* _Short exercise A_
Revise the passage on skipping a CSV header row, everything from "Either of these" down to "CSV file format.", so that "attendees file" reads "registration file" instead.
* _Short exercise B_
Which variable names, including block parameters, appear in the Ruby code of the passage on skipping a CSV header row?
* _Short exercise C_
Continue the passage on skipping a CSV header row from the point where it ends.

* _Text provided_
Another option is to ignore the first row when we display the names. Currently we handle all the rows exactly the same which makes it difficult to understand which one is the header row.

One way to solve this problem would be to skip the line when it exactly matches our current header row.

$lib/event_manager.rb
puts "EventManager initialized."

lines = File.readlines "event_attendees.csv"
lines.each do |line|
  next if line == " ,RegDate,first_Name,last_Name,Email_Address,HomePhone,Street,City,State,Zipcode\n"
  columns = line.split(",")
  name = columns[2]
  puts name
end

A problem with this solution is that the content of our header row could change in the future. Additional columns could be added or the existing columns updated.

A second way to solve this problem is for us to track the index of the current line.

$lib/event_manager.rb
puts "EventManager initialized."

lines = File.readlines "event_attendees.csv"
row_index = 0
lines.each do |line|
  row_index = row_index + 1
  next if row_index == 1
  columns = line.split(",")
  name = columns[2]
  puts name
end

This is a such a common operation that Array defines Array#each_with_index.

$lib/event_manager.rb
puts "EventManager initialized."

lines = File.readlines "event_attendees.csv"
lines.each_with_index do |line,index|
  next if index == 0
  columns = line.split(",")
  name = columns[2]
  puts name
end

This solves the problem if the header row were to change in the future. It does now assume that the header row is first row within the file.

Look for a Solution before Building a Solution

Either of these solutions would be OK given our current attendees file. Problems may arise if we are given a new CSV file that is generated or manipulated by another source. This is because the CSV parser that we have started to create does not take into account a number of other features supported by the CSV file format.

Two important ones:

  • CSV files often contain comments which are lines that start with a pound (#) character
  • Columns are unable to support a value which contain a comma (,) character

Our goal is to get in contact with our event attendees. It is not to define a CSV parser. This is often a hard concept to let go of when initially solving a problem with programming. An important rule to abide by while building software is:

Look for a Solution before Building a Solution

Ruby actually provides a CSV parser that we will instead use throughout the remainder of this exercise.

Iteration 1: Parsing with CSV

It is likely the case that if you want to solve a problem, someone has likely done it in some capacity. They may have even been kind enough to share their solution or the tools that they created. This is the kind of goodwill that pervades the Open Source community and Ruby ecosystem.

In this iteration we are going to convert our current CSV parser to use Ruby’s CSV. We will then use this new parser to access our attendees’ zip codes.

* _Records shown_
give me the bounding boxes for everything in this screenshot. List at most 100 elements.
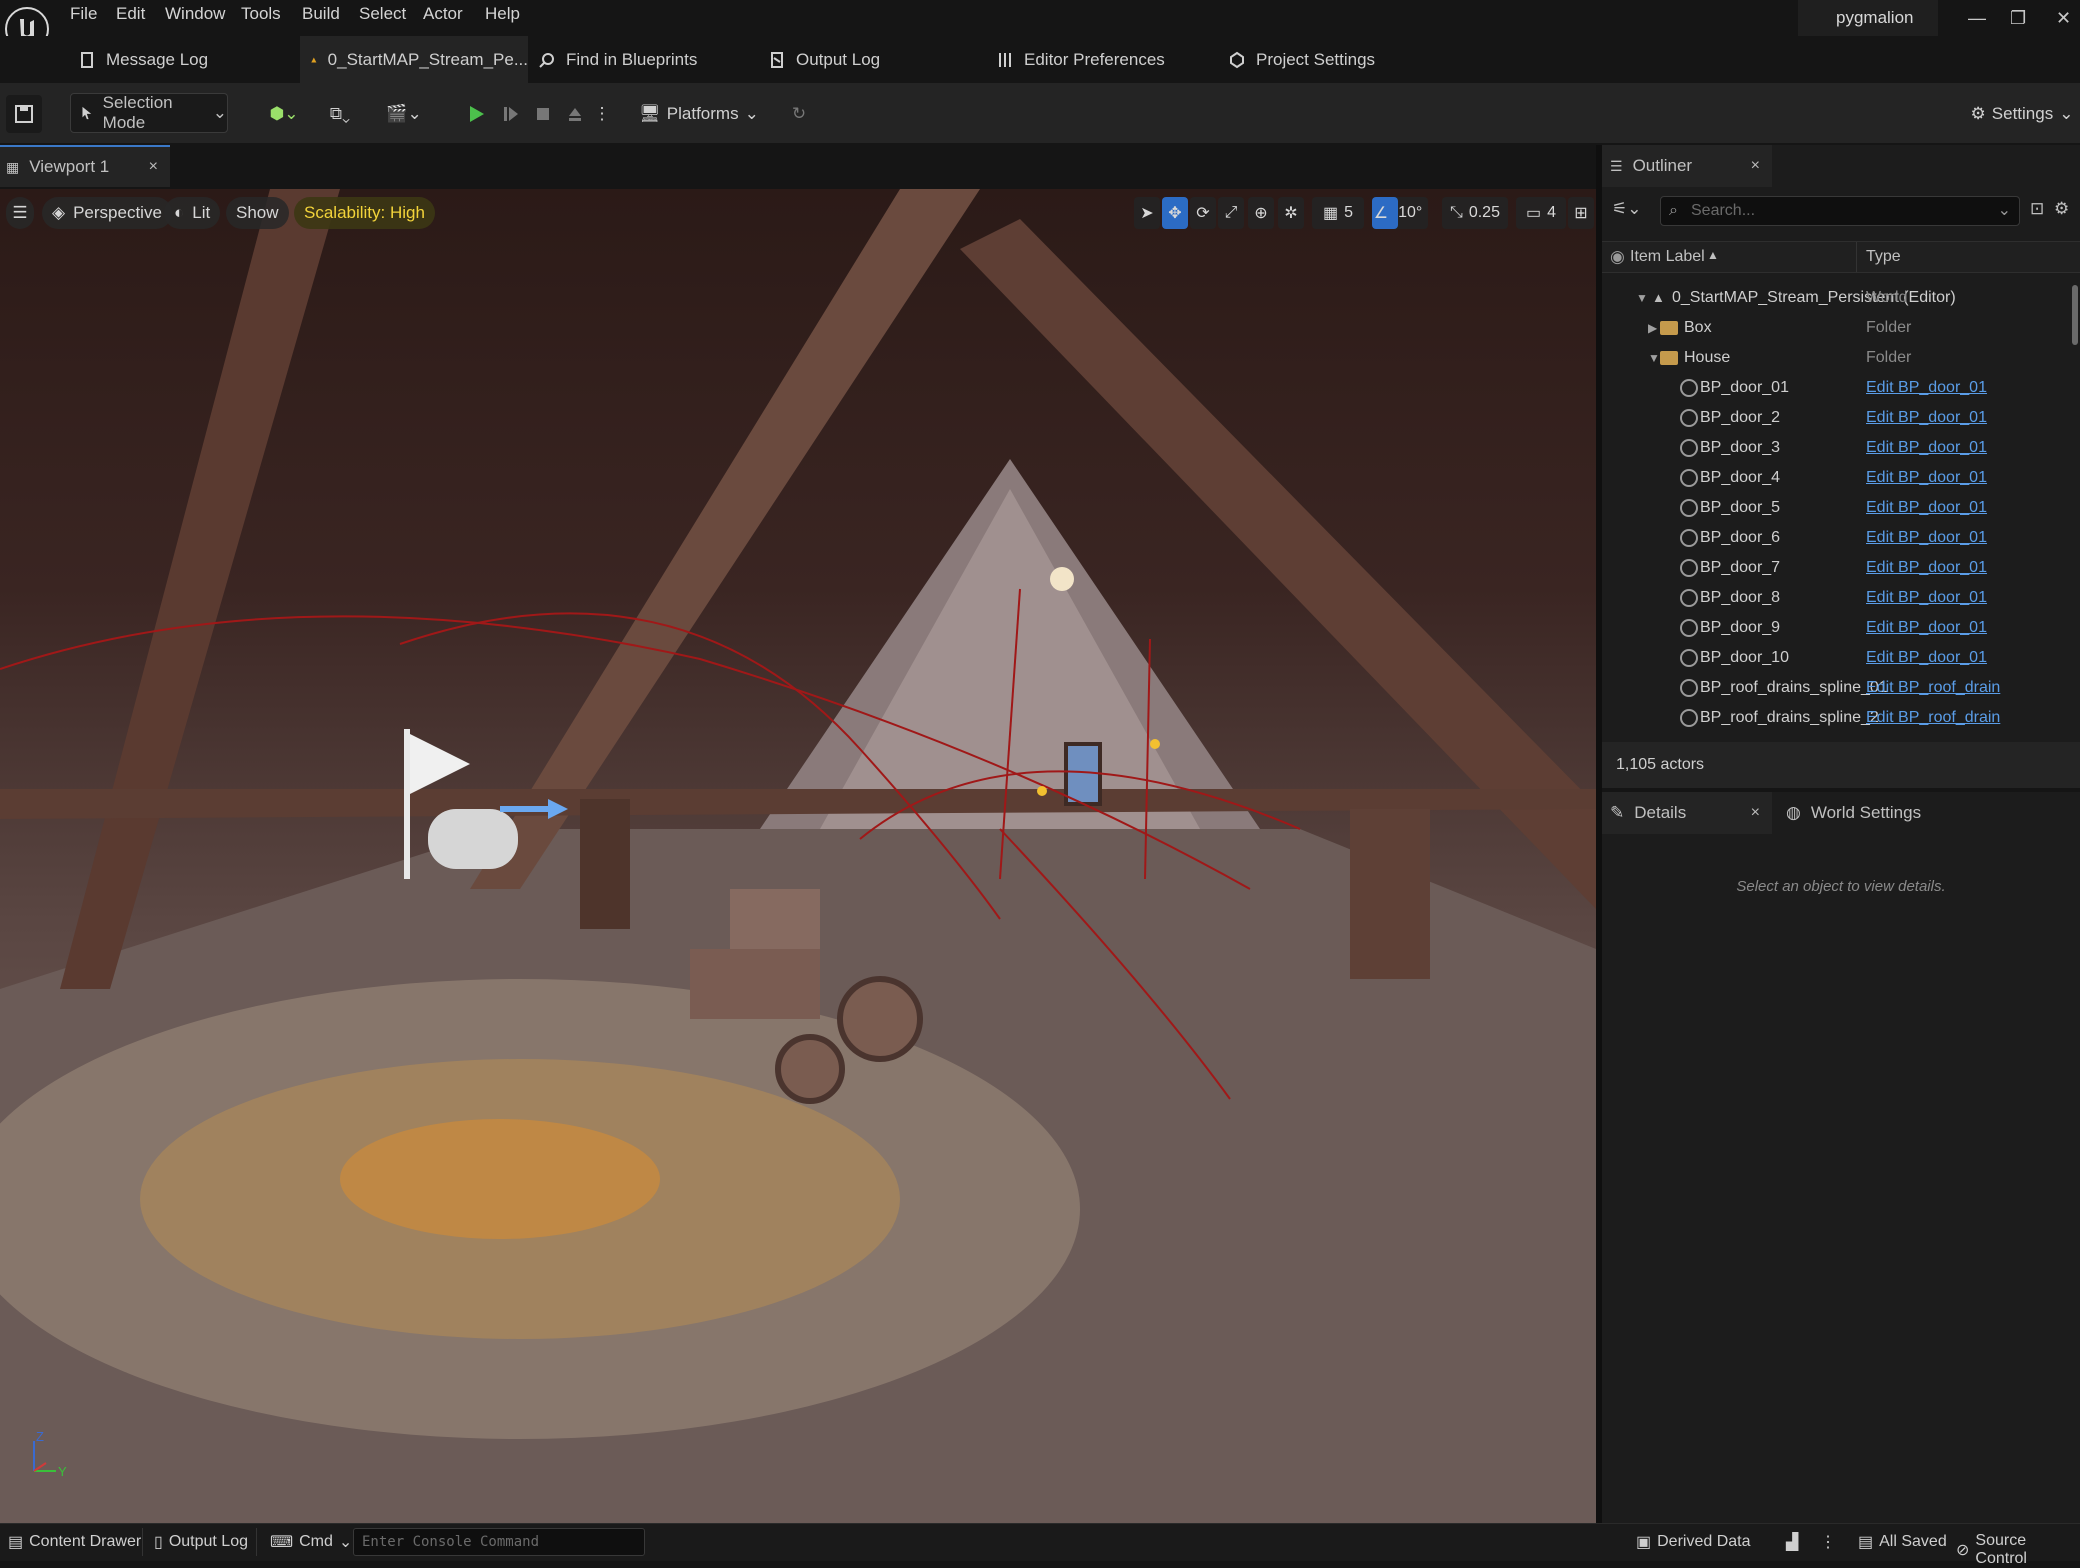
all-saved-button[interactable]: ▤ All Saved xyxy=(1858,1532,1947,1552)
restore-icon[interactable]: ❐ xyxy=(2010,8,2026,29)
cmd-dropdown[interactable]: ⌨ Cmd ⌄ xyxy=(270,1532,352,1552)
edit-blueprint-link[interactable]: Edit BP_roof_drain xyxy=(1866,703,2000,733)
rotation-snap-button[interactable]: ∠ 10° xyxy=(1372,197,1428,229)
step-button[interactable] xyxy=(496,95,526,133)
kebab-menu-icon[interactable]: ⋮ xyxy=(1820,1532,1836,1552)
close-icon[interactable]: × xyxy=(1751,804,1760,822)
menu-build[interactable]: Build xyxy=(302,4,340,24)
signal-bars-icon[interactable]: ▟ xyxy=(1786,1532,1798,1552)
tree-row-actor[interactable]: BP_door_2 Edit BP_door_01 xyxy=(1602,403,2072,433)
expanded-arrow-icon[interactable]: ▼ xyxy=(1636,283,1648,313)
lit-button[interactable]: ◐ Lit xyxy=(164,197,221,229)
edit-blueprint-link[interactable]: Edit BP_door_01 xyxy=(1866,493,1987,523)
edit-blueprint-link[interactable]: Edit BP_door_01 xyxy=(1866,433,1987,463)
console-command-input[interactable]: Enter Console Command xyxy=(353,1528,645,1556)
expanded-arrow-icon[interactable]: ▼ xyxy=(1648,343,1660,373)
stop-button[interactable] xyxy=(528,95,558,133)
add-folder-icon[interactable]: ⊡ xyxy=(2030,199,2044,219)
column-type[interactable]: Type xyxy=(1866,248,1901,266)
menu-select[interactable]: Select xyxy=(359,4,406,24)
viewport-layout-button[interactable]: ⊞ xyxy=(1568,197,1594,229)
edit-blueprint-link[interactable]: Edit BP_door_01 xyxy=(1866,613,1987,643)
level-viewport[interactable]: ☰ ◈ Perspective ◐ Lit Show Scalability: … xyxy=(0,189,1596,1523)
tab-find-in-blueprints[interactable]: Find in Blueprints xyxy=(538,36,697,83)
select-tool-button[interactable]: ➤ xyxy=(1134,197,1160,229)
tab-message-log[interactable]: Message Log xyxy=(74,36,208,83)
column-divider[interactable] xyxy=(1856,242,1857,272)
tab-level-map[interactable]: 0_StartMAP_Stream_Pe... xyxy=(300,36,528,83)
edit-blueprint-link[interactable]: Edit BP_door_01 xyxy=(1866,403,1987,433)
edit-blueprint-link[interactable]: Edit BP_door_01 xyxy=(1866,643,1987,673)
column-item-label[interactable]: Item Label xyxy=(1630,248,1705,266)
tree-row-world[interactable]: ▼ ▲ 0_StartMAP_Stream_Persistent (Editor… xyxy=(1602,283,2072,313)
play-button[interactable] xyxy=(460,95,492,133)
tree-row-actor[interactable]: BP_door_7 Edit BP_door_01 xyxy=(1602,553,2072,583)
rotate-tool-button[interactable]: ⟳ xyxy=(1190,197,1216,229)
tree-row-actor[interactable]: BP_door_5 Edit BP_door_01 xyxy=(1602,493,2072,523)
tree-row-actor[interactable]: BP_roof_drains_spline_2 Edit BP_roof_dra… xyxy=(1602,703,2072,733)
close-icon[interactable]: × xyxy=(1751,157,1760,175)
add-actor-button[interactable]: ⬢⌄ xyxy=(262,95,306,133)
edit-blueprint-link[interactable]: Edit BP_door_01 xyxy=(1866,463,1987,493)
platforms-dropdown[interactable]: 🖥 Platforms ⌄ xyxy=(639,95,759,133)
show-button[interactable]: Show xyxy=(226,197,289,229)
menu-window[interactable]: Window xyxy=(165,4,225,24)
close-icon[interactable]: × xyxy=(149,158,158,176)
edit-blueprint-link[interactable]: Edit BP_door_01 xyxy=(1866,553,1987,583)
refresh-button[interactable]: ↻ xyxy=(784,95,814,133)
visibility-eye-icon[interactable]: ◉ xyxy=(1610,247,1625,267)
world-local-button[interactable]: ⊕ xyxy=(1248,197,1274,229)
selection-mode-dropdown[interactable]: Selection Mode ⌄ xyxy=(70,93,228,133)
tab-editor-preferences[interactable]: Editor Preferences xyxy=(996,36,1165,83)
grid-snap-button[interactable]: ▦ 5 xyxy=(1312,197,1364,229)
menu-edit[interactable]: Edit xyxy=(116,4,145,24)
tree-row-actor[interactable]: BP_roof_drains_spline_01 Edit BP_roof_dr… xyxy=(1602,673,2072,703)
tab-viewport-1[interactable]: ▦ Viewport 1 × xyxy=(0,145,170,187)
eject-button[interactable] xyxy=(560,95,590,133)
source-control-button[interactable]: ⊘ Source Control xyxy=(1956,1532,2080,1568)
tree-row-actor[interactable]: BP_door_3 Edit BP_door_01 xyxy=(1602,433,2072,463)
tab-details[interactable]: ✎ Details × xyxy=(1602,792,1772,834)
cinematics-button[interactable]: 🎬⌄ xyxy=(380,95,428,133)
translate-tool-button[interactable]: ✥ xyxy=(1162,197,1188,229)
camera-speed-button[interactable]: ▭ 4 xyxy=(1516,197,1566,229)
tab-output-log[interactable]: Output Log xyxy=(768,36,880,83)
outliner-search-input[interactable]: ⌕ Search... ⌄ xyxy=(1660,196,2020,226)
edit-blueprint-link[interactable]: Edit BP_roof_drain xyxy=(1866,673,2000,703)
menu-help[interactable]: Help xyxy=(485,4,520,24)
menu-file[interactable]: File xyxy=(70,4,97,24)
tree-row-actor[interactable]: BP_door_9 Edit BP_door_01 xyxy=(1602,613,2072,643)
perspective-button[interactable]: ◈ Perspective xyxy=(42,197,172,229)
edit-blueprint-link[interactable]: Edit BP_door_01 xyxy=(1866,373,1987,403)
gear-icon[interactable]: ⚙ xyxy=(2054,199,2069,219)
tab-world-settings[interactable]: ◍ World Settings xyxy=(1774,792,1974,834)
edit-blueprint-link[interactable]: Edit BP_door_01 xyxy=(1866,583,1987,613)
derived-data-button[interactable]: ▣ Derived Data xyxy=(1636,1532,1751,1552)
tree-row-actor[interactable]: BP_door_4 Edit BP_door_01 xyxy=(1602,463,2072,493)
edit-blueprint-link[interactable]: Edit BP_door_01 xyxy=(1866,523,1987,553)
save-button[interactable] xyxy=(6,95,42,133)
tab-project-settings[interactable]: Project Settings xyxy=(1228,36,1375,83)
play-options-button[interactable]: ⋮ xyxy=(594,95,611,133)
close-window-icon[interactable]: ✕ xyxy=(2056,8,2071,29)
tree-row-actor[interactable]: BP_door_6 Edit BP_door_01 xyxy=(1602,523,2072,553)
surface-snap-button[interactable]: ✲ xyxy=(1278,197,1304,229)
scale-snap-button[interactable]: ⤡ 0.25 xyxy=(1442,197,1508,229)
settings-dropdown[interactable]: ⚙ Settings ⌄ xyxy=(1970,95,2074,133)
scale-tool-button[interactable]: ⤢ xyxy=(1218,197,1244,229)
outliner-scrollbar[interactable] xyxy=(2072,285,2078,345)
tree-row-actor[interactable]: BP_door_8 Edit BP_door_01 xyxy=(1602,583,2072,613)
menu-actor[interactable]: Actor xyxy=(423,4,463,24)
content-drawer-button[interactable]: ▤ Content Drawer xyxy=(8,1532,141,1552)
output-log-button[interactable]: ▯ Output Log xyxy=(154,1532,248,1552)
viewport-menu-button[interactable]: ☰ xyxy=(6,197,34,229)
tree-row-folder-house[interactable]: ▼ House Folder xyxy=(1602,343,2072,373)
scalability-button[interactable]: Scalability: High xyxy=(294,197,435,229)
collapsed-arrow-icon[interactable]: ▶ xyxy=(1648,313,1657,343)
tree-row-folder-box[interactable]: ▶ Box Folder xyxy=(1602,313,2072,343)
minimize-icon[interactable]: — xyxy=(1968,8,1986,29)
blueprint-button[interactable]: ⧉⌄ xyxy=(318,95,362,133)
tab-outliner[interactable]: ☰ Outliner × xyxy=(1602,145,1772,187)
tree-row-actor[interactable]: BP_door_10 Edit BP_door_01 xyxy=(1602,643,2072,673)
menu-tools[interactable]: Tools xyxy=(241,4,281,24)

* _Answer A_
Either of these solutions would be OK given our current registration file. Problems may arise if we are given a new CSV file that is generated or manipulated by another source. This is because the CSV parser that we have started to create does not take into account a number of other features supported by the CSV file format.

* _Answer B_
lines, line, row_index, index, columns, name

* _Answer C_
Switching over to use the CSV Library

Ruby’s core language comes with a wealth of great classes. Not all of them are loaded every single time ruby code is executed. This ensures unneeded functionality is not loaded unless required, preventing ruby from having slower start up times.

You can browse the many libraries available through the documentation.

require "csv"
puts "EventManager initialized."

contents = CSV.open "event_attendees.csv", headers: true
contents.each do |row|
  name = row[2]
  puts name
end

First we need to tell Ruby that we want it to load the CSV library. This is done through the require method which accepts a parameter of the functionality to load.

The way CSV loads and parses data is very similar to what we previously defined.

Instead of read or readlines we use CSV’s open method to load our file. The library also supports the concept of headers and so we provide some additional parameters which state this file has headers.

There are pros and cons to using an external library. A ‘pro’ is how easy this library makes it for us to express that our file has headers. A ‘con’ is that you have to learn how the library is implemented.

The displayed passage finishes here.